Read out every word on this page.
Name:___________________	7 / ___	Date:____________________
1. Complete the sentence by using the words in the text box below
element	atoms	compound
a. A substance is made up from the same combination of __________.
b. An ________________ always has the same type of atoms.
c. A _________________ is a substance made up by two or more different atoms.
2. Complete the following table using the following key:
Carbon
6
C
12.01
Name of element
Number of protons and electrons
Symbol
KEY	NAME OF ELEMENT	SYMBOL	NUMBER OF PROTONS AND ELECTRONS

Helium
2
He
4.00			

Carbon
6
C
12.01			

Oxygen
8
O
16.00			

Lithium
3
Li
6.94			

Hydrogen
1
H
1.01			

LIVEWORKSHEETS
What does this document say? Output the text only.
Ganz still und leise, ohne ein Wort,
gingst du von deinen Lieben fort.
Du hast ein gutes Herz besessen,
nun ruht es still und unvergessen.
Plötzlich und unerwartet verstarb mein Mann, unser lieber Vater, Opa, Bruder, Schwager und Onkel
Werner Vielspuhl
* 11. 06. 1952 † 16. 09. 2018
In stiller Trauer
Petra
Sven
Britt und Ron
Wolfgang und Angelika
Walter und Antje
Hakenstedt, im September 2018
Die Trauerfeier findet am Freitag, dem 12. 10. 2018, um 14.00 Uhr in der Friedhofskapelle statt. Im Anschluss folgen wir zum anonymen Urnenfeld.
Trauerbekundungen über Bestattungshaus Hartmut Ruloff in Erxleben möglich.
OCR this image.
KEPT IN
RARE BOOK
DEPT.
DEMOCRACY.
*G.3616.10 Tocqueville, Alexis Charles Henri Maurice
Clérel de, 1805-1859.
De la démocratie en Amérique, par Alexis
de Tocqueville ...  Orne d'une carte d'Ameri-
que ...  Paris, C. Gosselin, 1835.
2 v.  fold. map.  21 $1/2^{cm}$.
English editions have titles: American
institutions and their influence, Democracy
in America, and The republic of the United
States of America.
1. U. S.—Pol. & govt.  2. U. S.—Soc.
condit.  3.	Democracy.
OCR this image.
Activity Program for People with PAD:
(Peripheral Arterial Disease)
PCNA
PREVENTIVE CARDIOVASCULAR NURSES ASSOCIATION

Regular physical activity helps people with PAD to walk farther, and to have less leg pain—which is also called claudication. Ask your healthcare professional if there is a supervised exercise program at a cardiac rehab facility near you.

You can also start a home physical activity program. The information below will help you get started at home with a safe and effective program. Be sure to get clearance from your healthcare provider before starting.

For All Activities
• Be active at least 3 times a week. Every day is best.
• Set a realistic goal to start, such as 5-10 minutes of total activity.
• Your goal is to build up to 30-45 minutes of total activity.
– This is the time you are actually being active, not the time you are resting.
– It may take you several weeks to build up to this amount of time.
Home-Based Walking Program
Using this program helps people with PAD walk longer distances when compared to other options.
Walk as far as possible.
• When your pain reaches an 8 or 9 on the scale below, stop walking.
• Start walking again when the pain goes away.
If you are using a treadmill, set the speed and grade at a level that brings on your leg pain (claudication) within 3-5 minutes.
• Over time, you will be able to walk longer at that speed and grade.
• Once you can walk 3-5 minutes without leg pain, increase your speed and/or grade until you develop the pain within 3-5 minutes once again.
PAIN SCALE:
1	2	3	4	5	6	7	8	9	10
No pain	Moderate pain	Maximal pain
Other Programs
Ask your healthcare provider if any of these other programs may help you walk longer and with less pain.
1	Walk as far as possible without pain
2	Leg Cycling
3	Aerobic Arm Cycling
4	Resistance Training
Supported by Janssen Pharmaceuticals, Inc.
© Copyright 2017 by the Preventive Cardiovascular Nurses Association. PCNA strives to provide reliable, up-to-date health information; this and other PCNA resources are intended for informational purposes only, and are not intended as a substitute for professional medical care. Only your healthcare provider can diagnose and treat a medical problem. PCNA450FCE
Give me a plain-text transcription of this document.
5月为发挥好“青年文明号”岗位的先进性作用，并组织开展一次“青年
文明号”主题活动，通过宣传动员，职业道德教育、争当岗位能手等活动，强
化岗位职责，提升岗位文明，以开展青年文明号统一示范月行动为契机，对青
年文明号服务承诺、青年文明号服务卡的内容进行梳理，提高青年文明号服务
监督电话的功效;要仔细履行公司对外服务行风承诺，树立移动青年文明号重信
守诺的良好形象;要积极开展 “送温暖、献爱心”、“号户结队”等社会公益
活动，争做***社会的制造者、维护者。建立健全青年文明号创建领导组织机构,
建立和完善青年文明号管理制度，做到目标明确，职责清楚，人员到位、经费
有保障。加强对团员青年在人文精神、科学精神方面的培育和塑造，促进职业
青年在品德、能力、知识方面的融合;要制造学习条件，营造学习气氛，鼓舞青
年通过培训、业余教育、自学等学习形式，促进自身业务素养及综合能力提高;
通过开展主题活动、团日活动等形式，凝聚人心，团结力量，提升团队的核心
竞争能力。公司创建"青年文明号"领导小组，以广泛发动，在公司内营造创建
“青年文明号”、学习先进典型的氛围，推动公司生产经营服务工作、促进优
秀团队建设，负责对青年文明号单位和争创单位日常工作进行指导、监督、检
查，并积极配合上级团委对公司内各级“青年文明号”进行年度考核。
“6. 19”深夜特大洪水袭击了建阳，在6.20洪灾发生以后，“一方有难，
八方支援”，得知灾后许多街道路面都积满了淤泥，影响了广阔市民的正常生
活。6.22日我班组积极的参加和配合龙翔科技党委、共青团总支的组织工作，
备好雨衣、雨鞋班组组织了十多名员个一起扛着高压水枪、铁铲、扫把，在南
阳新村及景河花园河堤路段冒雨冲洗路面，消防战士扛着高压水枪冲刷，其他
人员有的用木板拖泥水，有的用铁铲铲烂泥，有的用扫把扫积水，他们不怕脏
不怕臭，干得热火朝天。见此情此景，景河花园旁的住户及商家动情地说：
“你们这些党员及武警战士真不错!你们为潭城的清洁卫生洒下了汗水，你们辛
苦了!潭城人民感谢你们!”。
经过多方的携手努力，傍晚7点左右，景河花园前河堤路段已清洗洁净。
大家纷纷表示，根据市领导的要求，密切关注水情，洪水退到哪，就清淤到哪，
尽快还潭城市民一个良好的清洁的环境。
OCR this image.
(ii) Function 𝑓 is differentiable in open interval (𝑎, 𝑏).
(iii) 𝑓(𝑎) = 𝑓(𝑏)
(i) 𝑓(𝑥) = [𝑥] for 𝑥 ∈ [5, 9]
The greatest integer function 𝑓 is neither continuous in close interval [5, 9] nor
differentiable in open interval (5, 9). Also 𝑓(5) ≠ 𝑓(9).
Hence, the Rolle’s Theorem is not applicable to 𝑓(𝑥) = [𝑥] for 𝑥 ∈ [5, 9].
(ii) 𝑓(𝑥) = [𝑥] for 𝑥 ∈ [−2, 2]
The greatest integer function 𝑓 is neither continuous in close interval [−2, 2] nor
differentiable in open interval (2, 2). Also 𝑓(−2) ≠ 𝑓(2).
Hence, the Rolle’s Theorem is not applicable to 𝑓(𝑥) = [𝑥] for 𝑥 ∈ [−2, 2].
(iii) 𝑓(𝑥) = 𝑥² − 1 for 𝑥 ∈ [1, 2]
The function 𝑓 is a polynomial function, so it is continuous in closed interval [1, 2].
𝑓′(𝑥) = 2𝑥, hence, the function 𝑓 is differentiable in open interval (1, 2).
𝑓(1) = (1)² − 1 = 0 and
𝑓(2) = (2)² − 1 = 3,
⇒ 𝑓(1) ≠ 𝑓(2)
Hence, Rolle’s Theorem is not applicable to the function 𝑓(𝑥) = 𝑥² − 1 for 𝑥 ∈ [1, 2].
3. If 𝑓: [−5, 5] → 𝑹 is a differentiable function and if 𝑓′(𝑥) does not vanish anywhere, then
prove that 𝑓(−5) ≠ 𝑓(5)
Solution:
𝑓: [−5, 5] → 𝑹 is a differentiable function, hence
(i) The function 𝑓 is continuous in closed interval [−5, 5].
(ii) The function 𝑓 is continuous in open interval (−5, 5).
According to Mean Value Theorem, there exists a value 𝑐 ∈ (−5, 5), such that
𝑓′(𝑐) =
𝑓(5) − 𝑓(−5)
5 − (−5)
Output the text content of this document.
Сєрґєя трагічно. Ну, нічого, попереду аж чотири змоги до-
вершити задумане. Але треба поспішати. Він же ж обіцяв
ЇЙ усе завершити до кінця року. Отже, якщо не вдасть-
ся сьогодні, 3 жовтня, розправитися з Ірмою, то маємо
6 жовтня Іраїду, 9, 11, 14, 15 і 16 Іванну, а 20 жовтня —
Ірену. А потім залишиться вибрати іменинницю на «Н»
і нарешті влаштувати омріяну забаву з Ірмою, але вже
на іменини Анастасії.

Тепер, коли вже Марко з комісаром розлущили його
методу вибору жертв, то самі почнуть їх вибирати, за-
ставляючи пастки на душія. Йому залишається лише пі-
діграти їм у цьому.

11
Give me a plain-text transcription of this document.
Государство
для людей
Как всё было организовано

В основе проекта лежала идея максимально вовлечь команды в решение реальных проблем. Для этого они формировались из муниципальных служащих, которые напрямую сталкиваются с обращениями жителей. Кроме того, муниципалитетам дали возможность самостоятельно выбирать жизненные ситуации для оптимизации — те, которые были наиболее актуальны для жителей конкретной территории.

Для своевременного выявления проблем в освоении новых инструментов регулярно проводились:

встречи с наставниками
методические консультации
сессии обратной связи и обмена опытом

****************

Which lines above contain the word "that"? Copy each of them.

If you are using a treadmill, set the speed and grade at a level that brings on your leg pain (claudication) within 3-5 minutes.
• Over time, you will be able to walk longer at that speed and grade.
prove that 𝑓(−5) ≠ 𝑓(5)
According to Mean Value Theorem, there exists a value 𝑐 ∈ (−5, 5), such that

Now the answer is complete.